▶ **Short exercise**
Track down each line that has the word "Family" and copy it.

▶ **Given records**
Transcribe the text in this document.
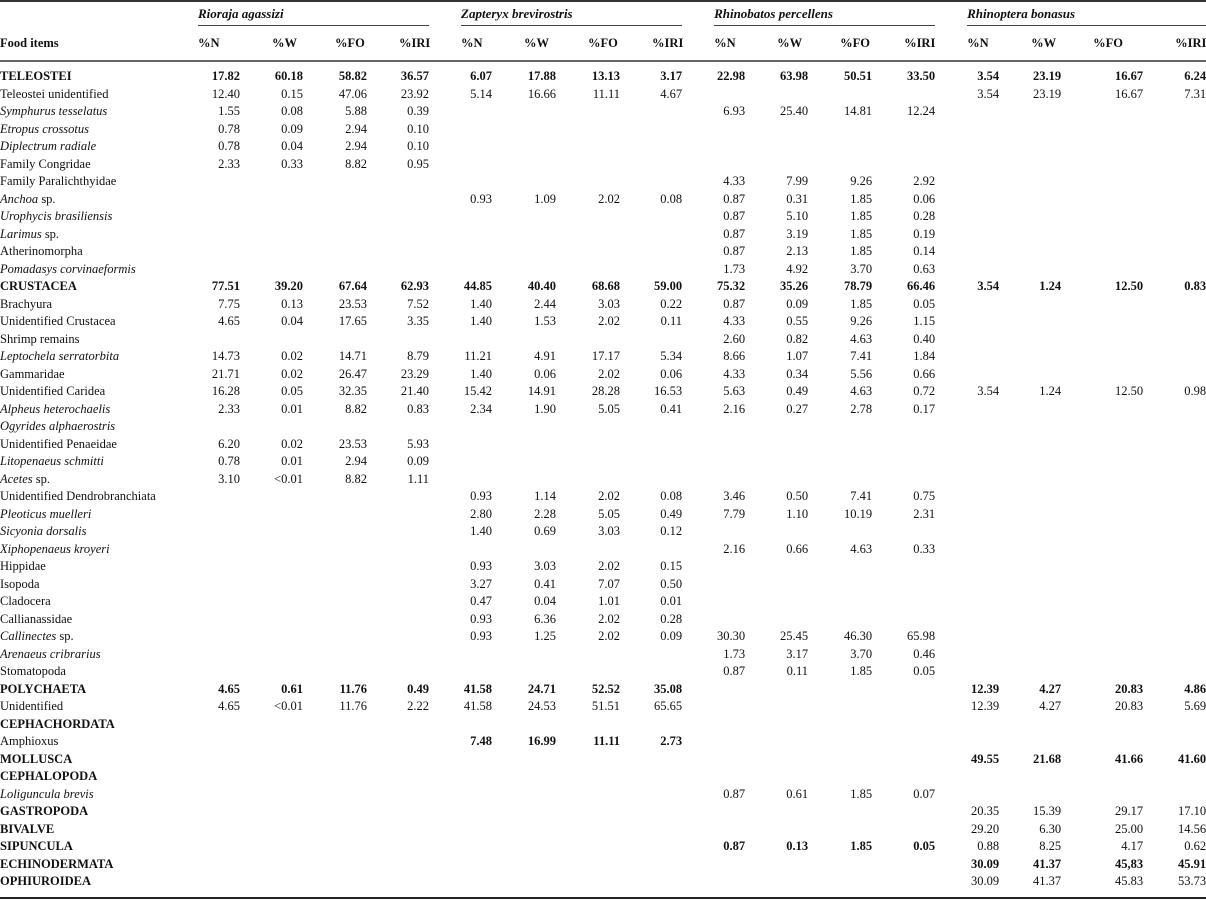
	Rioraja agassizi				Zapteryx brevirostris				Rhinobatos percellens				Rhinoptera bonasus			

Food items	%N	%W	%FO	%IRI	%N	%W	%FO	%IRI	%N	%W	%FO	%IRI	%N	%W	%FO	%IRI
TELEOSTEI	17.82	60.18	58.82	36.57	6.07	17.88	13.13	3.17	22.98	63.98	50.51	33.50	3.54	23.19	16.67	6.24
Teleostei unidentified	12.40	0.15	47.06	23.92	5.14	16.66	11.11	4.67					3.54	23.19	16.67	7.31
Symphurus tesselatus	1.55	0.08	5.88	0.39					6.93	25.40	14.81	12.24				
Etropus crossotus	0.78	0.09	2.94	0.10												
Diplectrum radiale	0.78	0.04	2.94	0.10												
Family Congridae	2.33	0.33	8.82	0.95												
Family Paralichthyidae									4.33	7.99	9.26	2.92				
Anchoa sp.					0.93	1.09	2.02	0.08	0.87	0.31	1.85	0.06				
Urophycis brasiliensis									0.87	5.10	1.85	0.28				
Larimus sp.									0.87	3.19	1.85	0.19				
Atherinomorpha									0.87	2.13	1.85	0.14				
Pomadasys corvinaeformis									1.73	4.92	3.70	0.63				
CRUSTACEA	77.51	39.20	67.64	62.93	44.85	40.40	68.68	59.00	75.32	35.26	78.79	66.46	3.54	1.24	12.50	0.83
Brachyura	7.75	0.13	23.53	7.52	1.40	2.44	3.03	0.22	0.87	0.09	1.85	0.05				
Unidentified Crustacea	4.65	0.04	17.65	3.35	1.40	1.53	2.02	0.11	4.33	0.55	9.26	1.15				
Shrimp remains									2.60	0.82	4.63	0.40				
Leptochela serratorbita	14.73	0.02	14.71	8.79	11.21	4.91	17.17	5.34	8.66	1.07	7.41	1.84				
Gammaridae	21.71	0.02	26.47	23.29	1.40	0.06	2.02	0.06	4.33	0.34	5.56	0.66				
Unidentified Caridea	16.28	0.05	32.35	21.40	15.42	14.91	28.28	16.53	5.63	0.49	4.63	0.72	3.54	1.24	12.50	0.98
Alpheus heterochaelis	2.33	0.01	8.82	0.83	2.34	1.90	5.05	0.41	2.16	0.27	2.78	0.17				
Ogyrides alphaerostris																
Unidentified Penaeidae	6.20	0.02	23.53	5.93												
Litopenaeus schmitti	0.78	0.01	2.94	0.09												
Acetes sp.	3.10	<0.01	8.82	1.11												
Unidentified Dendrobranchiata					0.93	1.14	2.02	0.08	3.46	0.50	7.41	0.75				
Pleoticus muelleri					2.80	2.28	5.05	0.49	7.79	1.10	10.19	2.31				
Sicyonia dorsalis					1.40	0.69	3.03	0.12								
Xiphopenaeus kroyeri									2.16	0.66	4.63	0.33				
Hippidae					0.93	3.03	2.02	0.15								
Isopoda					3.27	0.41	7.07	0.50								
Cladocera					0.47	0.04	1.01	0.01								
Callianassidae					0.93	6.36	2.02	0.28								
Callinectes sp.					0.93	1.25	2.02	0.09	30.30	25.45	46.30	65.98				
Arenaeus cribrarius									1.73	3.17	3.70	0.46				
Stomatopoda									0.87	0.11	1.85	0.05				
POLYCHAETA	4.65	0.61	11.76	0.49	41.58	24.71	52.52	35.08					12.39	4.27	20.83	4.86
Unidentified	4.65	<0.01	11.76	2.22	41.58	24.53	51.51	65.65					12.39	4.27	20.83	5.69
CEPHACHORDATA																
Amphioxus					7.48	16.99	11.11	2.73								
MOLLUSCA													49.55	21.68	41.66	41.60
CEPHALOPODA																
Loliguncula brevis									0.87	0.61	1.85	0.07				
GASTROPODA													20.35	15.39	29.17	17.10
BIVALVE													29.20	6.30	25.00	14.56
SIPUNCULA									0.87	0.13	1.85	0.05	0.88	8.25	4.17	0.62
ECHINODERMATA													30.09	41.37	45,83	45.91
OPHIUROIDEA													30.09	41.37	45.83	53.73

▶ **Response to the exercise**
Family Congridae	2.33	0.33	8.82	0.95												
Family Paralichthyidae									4.33	7.99	9.26	2.92				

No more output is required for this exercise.